Stated task A
Reproduce the entries verbatim from their first line through the line containing "355, 44, 374]", including both of those lines.

Excerpt provided
** begin **
By February 5, 2016 No Comments

The Fourth Sunday after the Epiphany, Year C, 2016 – Jeremiah 1:4-10; Psalm 71:1-6; 1 Corinthians 13:1-13; Luke 4:21-30

There is an episode on the popular 90s sitcom FRIENDS, called, “The One with the Cat”.In this episode Phoebe, one of the characters, finds a stray cat and somehow imagines that this cat is the reincarnation of her dead mother. Ross, another character and friend of Phoebe, becomes quite frustrated, because this just cannot be the case. How can a cat be a reincarnation of someone’s mother? And to make matters worse, Rachel, another friend of Phoebe, finds a flyer that this cat actually belongs to a young child.
So, Ross gives Rachel and the other friends a responsibility. They absolutely need to tell Phoebe the truth, and get this cat back to its rightful owner.

The only problem is… when the other friends see how happy Phoebe is with this cat they can’t bear to break the truth to her. They love her, and they value her happiness.

Now Ross is furious. First of all he doesn’t believe that this cat is the reincarnation of Phoebe’s mother. Second of all, the truth is that this cat belongs to another young child.
In frustration, he breaks the truth to Phoebe. And conflict ensues. Now this episode of FRIENDS has a life experience that we are all familiar with. Some of us identify with Ross.
The truth needs to be spoken at all times. Some of us identify with Rachel. Sometimes, someone’s happiness is more important than the truth.

And we constantly find ourselves swinging between these two options.
Do we speak the truth, and risk ruining a relationship?
Or instead, do we love someone, and be silent about truth?

Our Gospel passage has a very similar story and in it, we see Jesus doing something quite different.

Jesus doesn’t choose love over truth. Neither does He choose truth over love. Rather, Jesus chooses to speak the truth, in love.

Our Gospel passage is an event in Jesus’ life that literally took under 15 minutes. We read the first half last Sunday.
Jesus returns to his hometown and visits the synagogue on the Sabbath. His neighbours and friends who remember him as a young lad are so very happy that he has returned. So, they ask him to read from Scripture,and this is where our passage from Luke’s Gospel ended last Sunday.

This Sunday, we pick up where we ended last week. After reading Scripture, Jesus gives them a short sermon. And it is an incredibly offensive sermon.
** end **
Stated task B
In the sermon excerpt, shorten the paragraph beginning "There is an episode on the popular 90s sitcom FRIENDS" while keeping its main facts.

Records to process
** begin **
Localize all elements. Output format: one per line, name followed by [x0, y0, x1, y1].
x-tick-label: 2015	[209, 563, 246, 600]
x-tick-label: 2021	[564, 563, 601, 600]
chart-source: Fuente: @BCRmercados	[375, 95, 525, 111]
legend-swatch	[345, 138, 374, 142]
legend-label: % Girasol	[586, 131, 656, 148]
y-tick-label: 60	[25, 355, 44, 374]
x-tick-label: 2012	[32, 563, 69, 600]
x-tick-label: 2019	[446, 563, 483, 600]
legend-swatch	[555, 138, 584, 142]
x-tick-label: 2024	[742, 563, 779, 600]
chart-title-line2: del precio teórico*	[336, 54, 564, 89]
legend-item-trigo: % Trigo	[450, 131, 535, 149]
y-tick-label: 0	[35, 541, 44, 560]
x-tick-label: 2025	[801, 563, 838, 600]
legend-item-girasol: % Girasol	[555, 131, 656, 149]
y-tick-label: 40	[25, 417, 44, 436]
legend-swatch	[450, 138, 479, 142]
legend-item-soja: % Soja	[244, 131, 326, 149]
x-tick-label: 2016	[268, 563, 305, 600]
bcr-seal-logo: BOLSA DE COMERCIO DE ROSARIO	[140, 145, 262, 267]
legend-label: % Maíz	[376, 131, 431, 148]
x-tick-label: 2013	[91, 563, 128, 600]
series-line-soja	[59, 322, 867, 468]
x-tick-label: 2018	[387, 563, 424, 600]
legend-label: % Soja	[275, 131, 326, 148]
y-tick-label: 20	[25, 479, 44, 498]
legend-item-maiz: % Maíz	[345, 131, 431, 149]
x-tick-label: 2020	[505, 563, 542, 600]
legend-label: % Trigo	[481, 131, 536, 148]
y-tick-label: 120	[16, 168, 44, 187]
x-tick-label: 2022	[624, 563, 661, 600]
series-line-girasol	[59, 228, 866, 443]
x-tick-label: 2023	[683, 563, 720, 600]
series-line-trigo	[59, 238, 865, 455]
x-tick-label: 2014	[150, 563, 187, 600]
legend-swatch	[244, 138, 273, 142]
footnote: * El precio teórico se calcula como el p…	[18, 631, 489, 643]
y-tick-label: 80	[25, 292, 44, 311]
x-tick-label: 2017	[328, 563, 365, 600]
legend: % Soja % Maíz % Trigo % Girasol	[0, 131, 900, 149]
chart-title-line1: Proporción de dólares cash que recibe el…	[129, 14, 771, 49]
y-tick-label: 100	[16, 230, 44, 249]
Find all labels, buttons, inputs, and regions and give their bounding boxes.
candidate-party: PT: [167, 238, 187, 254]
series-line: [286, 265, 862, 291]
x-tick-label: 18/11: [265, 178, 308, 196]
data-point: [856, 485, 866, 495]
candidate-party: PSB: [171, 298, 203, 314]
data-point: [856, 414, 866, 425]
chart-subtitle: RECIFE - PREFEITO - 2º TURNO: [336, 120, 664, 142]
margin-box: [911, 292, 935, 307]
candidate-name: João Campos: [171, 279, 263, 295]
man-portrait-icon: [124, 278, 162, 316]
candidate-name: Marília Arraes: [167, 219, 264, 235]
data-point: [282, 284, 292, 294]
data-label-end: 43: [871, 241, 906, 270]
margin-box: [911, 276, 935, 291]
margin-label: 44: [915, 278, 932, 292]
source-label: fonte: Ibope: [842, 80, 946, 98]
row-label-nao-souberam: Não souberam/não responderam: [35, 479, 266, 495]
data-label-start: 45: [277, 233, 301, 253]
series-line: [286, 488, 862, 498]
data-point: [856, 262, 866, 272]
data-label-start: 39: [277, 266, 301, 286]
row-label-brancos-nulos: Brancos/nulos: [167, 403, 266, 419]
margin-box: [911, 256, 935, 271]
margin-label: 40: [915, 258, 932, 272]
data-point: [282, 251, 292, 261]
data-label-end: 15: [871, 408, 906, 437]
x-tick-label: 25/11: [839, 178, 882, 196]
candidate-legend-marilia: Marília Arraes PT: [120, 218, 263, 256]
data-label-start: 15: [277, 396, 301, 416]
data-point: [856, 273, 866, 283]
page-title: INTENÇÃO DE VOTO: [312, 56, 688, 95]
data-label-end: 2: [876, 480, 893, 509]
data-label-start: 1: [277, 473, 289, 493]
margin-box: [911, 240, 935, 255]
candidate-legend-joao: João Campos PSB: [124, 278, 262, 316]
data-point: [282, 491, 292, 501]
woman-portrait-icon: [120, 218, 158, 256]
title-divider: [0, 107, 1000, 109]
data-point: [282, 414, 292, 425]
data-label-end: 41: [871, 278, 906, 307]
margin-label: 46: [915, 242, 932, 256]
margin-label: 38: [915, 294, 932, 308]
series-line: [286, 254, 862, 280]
** end **
Response A
Localize all elements. Output format: one per line, name followed by [x0, y0, x1, y1].
x-tick-label: 2015	[209, 563, 246, 600]
x-tick-label: 2021	[564, 563, 601, 600]
chart-source: Fuente: @BCRmercados	[375, 95, 525, 111]
legend-swatch	[345, 138, 374, 142]
legend-label: % Girasol	[586, 131, 656, 148]
y-tick-label: 60	[25, 355, 44, 374]

Response B
In "The One with the Cat," an episode of the 90s sitcom FRIENDS, Phoebe finds a stray cat and imagines it is her dead mother reincarnated. Ross is frustrated because that can't be true. Rachel then finds a flyer showing that the cat belongs to a young child.